● **THE REQUEST**: Collect every line that includes the string "Vous".
== INPUT ROWS ==
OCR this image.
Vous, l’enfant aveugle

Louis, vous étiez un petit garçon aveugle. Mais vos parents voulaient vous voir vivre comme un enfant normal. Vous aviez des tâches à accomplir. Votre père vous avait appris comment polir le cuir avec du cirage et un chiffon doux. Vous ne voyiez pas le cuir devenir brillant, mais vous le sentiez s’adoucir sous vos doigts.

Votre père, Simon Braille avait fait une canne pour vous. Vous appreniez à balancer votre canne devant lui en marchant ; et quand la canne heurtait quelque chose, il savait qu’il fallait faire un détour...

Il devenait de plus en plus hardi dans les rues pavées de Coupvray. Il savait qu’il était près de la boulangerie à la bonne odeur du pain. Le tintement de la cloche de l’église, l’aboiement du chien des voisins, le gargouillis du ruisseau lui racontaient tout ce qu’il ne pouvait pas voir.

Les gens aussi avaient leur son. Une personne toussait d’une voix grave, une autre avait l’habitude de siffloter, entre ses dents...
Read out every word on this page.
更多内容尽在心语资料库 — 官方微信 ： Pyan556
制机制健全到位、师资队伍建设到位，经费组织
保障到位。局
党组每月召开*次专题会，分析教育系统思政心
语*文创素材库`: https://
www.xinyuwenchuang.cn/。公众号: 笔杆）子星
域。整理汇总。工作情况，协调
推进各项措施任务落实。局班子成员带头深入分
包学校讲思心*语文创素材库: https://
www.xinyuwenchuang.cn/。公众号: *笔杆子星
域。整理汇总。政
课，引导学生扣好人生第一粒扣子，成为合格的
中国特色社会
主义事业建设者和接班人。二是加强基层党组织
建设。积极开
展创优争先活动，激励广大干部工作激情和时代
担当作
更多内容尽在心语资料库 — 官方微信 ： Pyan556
===
● **ANSWER TO THIS TASK**:
Vous, l’enfant aveugle
Louis, vous étiez un petit garçon aveugle. Mais vos parents voulaient vous voir vivre comme un enfant normal. Vous aviez des tâches à accomplir. Votre père vous avait appris comment polir le cuir avec du cirage et un chiffon doux. Vous ne voyiez pas le cuir devenir brillant, mais vous le sentiez s’adoucir sous vos doigts.
Votre père, Simon Braille avait fait une canne pour vous. Vous appreniez à balancer votre canne devant lui en marchant ; et quand la canne heurtait quelque chose, il savait qu’il fallait faire un détour...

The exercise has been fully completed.